* [Problem statement]: All lines of the records below that contain the word "costumbres" must be listed.

Document structure recognition data:

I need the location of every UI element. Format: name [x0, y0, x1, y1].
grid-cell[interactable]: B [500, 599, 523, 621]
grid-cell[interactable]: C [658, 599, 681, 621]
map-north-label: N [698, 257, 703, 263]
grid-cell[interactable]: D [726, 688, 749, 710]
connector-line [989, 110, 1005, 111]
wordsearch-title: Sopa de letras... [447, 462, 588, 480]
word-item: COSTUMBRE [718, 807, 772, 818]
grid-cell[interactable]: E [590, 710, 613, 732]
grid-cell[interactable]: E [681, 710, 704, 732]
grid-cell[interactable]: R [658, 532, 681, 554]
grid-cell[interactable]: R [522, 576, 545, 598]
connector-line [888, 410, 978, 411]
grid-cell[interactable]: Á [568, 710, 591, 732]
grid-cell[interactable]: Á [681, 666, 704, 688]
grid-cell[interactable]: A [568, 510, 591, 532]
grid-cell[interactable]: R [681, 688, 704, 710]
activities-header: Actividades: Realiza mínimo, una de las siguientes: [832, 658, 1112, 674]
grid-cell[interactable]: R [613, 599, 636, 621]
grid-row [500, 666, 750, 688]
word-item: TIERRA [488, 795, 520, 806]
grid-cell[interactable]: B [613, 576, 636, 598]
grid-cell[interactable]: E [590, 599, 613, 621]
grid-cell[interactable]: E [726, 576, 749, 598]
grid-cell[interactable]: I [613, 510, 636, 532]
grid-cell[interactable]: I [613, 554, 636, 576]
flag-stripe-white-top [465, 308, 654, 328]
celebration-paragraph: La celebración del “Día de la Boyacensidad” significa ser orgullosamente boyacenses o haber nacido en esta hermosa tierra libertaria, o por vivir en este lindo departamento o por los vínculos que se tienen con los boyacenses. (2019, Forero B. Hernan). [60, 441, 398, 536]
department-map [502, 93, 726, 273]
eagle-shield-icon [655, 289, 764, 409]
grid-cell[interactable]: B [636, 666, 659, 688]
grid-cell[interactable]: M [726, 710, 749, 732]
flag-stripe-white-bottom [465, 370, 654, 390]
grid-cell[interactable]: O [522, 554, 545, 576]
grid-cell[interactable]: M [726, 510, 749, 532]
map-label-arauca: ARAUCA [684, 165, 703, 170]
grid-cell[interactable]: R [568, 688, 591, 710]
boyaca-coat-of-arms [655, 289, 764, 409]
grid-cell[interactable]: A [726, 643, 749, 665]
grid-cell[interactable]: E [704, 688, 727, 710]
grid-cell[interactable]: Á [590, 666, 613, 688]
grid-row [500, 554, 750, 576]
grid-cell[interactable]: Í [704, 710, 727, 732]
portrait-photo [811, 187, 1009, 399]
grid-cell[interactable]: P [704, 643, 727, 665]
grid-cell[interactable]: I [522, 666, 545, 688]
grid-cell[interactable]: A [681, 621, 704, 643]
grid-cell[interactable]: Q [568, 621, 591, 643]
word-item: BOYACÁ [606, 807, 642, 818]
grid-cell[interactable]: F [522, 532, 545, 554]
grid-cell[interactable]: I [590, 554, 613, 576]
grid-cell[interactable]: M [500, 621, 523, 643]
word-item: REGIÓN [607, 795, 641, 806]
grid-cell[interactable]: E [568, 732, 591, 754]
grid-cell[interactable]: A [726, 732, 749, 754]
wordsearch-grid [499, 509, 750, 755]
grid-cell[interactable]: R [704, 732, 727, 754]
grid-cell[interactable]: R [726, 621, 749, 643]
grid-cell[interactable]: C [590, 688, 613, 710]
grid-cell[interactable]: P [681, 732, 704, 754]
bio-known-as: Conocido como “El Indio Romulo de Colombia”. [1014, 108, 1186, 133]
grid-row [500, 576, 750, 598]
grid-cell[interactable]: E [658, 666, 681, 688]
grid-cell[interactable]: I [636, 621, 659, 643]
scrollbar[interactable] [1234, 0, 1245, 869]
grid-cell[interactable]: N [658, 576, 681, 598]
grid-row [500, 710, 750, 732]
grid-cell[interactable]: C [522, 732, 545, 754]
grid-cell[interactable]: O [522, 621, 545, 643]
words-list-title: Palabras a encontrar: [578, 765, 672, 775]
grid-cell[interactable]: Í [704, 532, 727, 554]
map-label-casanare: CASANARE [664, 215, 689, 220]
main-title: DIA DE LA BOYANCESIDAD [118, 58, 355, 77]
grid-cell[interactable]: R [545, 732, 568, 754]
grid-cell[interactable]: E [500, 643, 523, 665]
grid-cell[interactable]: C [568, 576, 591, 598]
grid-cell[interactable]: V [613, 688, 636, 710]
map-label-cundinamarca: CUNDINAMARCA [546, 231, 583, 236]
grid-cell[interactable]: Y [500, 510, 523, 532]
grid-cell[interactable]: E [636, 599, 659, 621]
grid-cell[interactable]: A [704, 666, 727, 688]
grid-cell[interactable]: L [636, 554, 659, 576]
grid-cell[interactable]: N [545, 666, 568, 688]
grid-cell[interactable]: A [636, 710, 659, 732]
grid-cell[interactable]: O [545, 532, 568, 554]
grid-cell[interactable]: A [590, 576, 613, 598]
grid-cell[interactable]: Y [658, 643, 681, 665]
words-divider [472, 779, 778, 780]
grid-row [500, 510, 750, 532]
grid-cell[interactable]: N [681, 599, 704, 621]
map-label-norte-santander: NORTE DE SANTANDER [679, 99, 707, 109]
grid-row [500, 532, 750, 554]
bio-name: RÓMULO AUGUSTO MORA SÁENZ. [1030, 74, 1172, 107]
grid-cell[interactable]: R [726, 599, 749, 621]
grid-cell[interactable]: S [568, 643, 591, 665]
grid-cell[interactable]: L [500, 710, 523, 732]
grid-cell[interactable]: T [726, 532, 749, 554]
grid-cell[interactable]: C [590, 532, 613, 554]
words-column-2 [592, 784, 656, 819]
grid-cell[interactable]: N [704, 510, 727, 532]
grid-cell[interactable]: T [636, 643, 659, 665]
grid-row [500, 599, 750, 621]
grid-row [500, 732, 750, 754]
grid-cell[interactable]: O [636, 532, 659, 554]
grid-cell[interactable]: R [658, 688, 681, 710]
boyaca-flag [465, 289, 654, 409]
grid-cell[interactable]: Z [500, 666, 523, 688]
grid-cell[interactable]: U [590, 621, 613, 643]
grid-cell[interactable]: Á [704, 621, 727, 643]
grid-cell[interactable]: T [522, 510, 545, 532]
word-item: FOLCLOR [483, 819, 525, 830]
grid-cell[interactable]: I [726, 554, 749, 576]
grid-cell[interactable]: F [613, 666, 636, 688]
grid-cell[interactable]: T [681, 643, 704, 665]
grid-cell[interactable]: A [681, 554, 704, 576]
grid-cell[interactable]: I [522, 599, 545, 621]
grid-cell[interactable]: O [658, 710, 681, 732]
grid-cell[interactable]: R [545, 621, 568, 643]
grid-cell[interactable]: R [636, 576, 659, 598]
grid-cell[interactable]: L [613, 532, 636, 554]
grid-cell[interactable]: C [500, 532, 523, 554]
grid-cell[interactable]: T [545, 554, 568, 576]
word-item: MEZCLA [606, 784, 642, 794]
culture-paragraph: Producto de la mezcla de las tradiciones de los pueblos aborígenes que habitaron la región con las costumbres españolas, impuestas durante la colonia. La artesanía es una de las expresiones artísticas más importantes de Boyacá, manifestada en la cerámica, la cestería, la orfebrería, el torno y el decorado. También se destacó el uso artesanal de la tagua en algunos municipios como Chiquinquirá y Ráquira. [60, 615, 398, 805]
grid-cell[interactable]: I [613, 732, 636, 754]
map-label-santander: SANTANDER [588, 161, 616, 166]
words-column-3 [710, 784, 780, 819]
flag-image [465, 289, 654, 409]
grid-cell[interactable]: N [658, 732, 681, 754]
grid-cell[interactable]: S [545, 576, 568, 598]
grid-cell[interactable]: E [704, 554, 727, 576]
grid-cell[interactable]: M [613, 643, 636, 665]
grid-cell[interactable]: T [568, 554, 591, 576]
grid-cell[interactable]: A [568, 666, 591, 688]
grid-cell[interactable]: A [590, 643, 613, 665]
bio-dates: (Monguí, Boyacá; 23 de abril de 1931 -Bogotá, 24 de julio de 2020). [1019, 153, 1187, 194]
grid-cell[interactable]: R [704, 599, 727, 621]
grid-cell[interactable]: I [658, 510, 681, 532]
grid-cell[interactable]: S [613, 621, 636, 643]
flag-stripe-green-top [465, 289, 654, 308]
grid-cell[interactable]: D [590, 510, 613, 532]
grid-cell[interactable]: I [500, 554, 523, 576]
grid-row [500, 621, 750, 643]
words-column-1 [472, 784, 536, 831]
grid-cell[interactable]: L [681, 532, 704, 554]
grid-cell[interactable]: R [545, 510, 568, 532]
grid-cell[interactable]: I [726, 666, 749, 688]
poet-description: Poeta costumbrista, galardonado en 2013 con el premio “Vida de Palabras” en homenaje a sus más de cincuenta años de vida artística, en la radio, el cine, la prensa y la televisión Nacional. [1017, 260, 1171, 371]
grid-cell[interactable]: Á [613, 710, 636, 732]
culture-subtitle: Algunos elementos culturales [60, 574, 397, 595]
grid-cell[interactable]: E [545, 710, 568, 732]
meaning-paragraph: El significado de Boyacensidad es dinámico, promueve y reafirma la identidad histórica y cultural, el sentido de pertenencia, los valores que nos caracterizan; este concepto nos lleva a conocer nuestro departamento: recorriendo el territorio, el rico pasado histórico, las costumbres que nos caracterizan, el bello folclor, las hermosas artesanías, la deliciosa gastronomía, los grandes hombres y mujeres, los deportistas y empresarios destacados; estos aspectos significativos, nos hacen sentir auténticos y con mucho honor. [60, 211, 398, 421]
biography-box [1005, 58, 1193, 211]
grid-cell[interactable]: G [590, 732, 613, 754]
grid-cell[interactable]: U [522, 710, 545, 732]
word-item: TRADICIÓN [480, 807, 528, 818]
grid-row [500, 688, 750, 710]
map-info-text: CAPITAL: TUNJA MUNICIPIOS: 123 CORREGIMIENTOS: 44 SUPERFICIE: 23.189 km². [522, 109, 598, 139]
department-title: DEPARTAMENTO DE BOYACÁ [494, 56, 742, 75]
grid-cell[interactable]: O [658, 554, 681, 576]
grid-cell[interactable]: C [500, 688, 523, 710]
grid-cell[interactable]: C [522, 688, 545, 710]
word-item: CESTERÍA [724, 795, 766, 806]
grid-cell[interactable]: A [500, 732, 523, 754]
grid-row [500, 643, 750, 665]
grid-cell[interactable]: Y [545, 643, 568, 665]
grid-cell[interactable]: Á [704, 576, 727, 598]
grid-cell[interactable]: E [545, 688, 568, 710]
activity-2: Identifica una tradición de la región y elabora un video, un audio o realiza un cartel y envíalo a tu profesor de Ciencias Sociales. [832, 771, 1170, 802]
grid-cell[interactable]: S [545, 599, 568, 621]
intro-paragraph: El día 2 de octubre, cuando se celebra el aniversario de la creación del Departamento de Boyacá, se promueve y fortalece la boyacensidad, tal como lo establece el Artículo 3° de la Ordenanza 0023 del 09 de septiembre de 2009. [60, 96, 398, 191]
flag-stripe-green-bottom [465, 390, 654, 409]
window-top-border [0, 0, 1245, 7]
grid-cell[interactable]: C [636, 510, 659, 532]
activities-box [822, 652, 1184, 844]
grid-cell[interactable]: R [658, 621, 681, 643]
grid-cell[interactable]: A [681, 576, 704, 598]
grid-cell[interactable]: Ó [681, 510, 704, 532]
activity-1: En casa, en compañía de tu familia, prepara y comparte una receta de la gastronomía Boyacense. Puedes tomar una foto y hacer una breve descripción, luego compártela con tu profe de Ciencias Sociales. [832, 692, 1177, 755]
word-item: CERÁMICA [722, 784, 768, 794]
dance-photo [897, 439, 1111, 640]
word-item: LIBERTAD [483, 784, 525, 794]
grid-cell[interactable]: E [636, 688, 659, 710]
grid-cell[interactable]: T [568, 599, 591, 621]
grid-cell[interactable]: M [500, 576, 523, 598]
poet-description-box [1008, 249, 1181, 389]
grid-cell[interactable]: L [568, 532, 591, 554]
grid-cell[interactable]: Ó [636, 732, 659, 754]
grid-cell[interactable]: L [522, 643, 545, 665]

* [Output of the task]:
culture-paragraph: Producto de la mezcla de las tradiciones de los pueblos aborígenes que habitaron la región con las costumbres españolas, impuestas durante la colonia. La artesanía es una de las expresiones artísticas más importantes de Boyacá, manifestada en la cerámica, la cestería, la orfebrería, el torno y el decorado. También se destacó el uso artesanal de la tagua en algunos municipios como Chiquinquirá y Ráquira. [60, 615, 398, 805]
meaning-paragraph: El significado de Boyacensidad es dinámico, promueve y reafirma la identidad histórica y cultural, el sentido de pertenencia, los valores que nos caracterizan; este concepto nos lleva a conocer nuestro departamento: recorriendo el territorio, el rico pasado histórico, las costumbres que nos caracterizan, el bello folclor, las hermosas artesanías, la deliciosa gastronomía, los grandes hombres y mujeres, los deportistas y empresarios destacados; estos aspectos significativos, nos hacen sentir auténticos y con mucho honor. [60, 211, 398, 421]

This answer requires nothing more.